State how many lines hold the string "Policy". Give the number and nothing else.

Data entries:
[Begin]
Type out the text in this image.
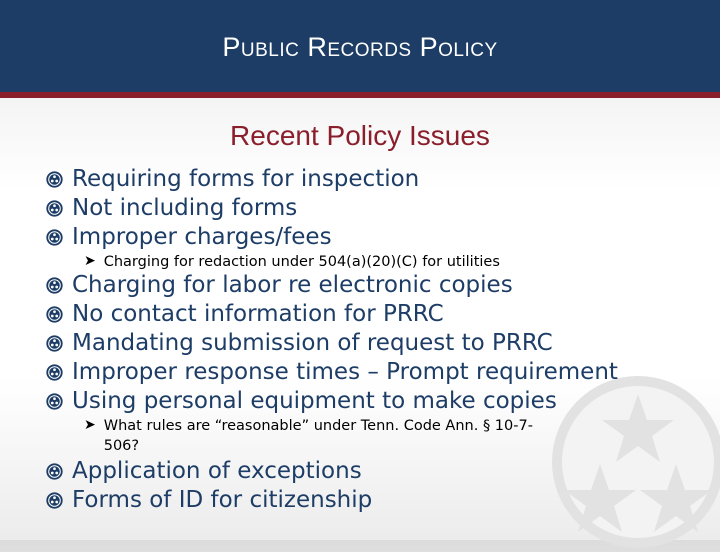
Public Records Policy
Recent Policy Issues
Requiring forms for inspection
Not including forms
Improper charges/fees
➤ Charging for redaction under 504(a)(20)(C) for utilities
Charging for labor re electronic copies
No contact information for PRRC
Mandating submission of request to PRRC
Improper response times – Prompt requirement
Using personal equipment to make copies
➤ What rules are “reasonable” under Tenn. Code Ann. § 10-7-
506?
Application of exceptions
Forms of ID for citizenship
[End]
FINAL ANSWER:
2